WHAT YOU WILL DO | Where the word "documentation" occurs in a line, return that line.

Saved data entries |
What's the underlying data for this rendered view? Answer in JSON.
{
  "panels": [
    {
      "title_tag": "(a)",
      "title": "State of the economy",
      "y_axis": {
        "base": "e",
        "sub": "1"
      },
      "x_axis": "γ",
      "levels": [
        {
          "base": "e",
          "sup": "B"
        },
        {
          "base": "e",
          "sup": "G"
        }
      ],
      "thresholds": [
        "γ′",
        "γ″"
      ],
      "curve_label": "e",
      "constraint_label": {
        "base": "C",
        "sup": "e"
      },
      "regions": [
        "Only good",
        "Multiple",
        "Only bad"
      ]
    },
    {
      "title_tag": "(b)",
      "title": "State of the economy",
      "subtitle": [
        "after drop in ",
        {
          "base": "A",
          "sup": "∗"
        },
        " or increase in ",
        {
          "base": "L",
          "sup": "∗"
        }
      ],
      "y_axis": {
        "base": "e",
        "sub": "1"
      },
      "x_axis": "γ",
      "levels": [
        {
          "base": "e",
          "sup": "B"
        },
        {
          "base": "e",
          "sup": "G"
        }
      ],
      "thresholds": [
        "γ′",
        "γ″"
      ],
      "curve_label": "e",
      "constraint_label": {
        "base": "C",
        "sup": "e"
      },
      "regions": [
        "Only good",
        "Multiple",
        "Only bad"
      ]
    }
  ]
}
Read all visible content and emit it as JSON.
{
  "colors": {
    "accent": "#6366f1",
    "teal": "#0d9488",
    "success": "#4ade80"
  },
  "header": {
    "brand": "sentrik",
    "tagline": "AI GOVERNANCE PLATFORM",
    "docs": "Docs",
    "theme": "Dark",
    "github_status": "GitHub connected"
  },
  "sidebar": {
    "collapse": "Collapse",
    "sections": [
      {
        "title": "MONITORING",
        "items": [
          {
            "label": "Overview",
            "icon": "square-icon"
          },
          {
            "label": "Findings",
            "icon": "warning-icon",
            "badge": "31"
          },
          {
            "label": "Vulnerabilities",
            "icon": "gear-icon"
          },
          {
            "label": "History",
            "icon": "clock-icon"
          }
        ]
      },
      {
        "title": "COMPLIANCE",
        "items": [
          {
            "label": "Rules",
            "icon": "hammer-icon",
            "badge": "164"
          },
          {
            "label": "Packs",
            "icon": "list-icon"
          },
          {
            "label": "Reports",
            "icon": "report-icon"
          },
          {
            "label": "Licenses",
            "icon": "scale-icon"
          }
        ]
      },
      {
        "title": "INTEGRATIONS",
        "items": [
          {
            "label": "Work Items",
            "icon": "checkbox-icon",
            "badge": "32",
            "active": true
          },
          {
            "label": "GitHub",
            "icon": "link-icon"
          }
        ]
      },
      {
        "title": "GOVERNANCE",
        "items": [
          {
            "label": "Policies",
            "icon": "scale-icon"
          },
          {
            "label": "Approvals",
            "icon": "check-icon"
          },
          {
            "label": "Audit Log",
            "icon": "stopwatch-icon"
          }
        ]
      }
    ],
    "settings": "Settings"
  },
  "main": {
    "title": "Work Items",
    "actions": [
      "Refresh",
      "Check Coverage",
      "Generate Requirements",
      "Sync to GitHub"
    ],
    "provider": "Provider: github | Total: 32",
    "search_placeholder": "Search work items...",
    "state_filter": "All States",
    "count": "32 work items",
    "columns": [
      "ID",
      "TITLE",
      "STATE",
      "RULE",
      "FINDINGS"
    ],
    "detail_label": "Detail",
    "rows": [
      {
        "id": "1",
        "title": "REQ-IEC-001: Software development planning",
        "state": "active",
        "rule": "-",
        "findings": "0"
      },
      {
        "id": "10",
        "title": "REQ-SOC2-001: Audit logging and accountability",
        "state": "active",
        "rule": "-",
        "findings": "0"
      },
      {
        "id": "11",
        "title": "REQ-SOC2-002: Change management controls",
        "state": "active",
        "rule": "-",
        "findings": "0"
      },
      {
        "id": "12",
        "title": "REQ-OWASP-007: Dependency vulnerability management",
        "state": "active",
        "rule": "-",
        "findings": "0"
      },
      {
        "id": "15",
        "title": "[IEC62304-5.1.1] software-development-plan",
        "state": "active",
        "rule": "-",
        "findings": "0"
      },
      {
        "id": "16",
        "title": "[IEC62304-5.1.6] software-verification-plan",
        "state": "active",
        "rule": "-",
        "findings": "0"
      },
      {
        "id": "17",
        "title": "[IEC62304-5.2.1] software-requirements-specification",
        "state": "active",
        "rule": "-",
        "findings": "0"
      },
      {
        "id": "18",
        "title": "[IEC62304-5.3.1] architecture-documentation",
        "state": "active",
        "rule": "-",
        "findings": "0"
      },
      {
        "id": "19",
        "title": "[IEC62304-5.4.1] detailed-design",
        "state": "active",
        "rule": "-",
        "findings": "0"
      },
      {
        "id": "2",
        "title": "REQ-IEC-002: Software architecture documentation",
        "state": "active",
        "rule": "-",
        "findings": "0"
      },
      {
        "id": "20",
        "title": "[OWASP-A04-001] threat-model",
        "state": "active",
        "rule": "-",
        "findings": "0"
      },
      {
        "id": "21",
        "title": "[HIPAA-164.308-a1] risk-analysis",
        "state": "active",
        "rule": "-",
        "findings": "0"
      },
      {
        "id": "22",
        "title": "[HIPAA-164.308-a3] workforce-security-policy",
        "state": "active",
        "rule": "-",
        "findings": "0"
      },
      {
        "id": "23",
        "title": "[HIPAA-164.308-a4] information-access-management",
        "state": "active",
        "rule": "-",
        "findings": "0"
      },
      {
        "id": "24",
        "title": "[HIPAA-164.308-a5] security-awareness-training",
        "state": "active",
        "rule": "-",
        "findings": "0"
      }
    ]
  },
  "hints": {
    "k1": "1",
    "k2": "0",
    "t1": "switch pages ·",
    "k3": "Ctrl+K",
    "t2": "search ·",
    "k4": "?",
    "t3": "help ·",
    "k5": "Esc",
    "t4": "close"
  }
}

WRITTEN ANSWER |
        "title": "[IEC62304-5.3.1] architecture-documentation",
        "title": "REQ-IEC-002: Software architecture documentation",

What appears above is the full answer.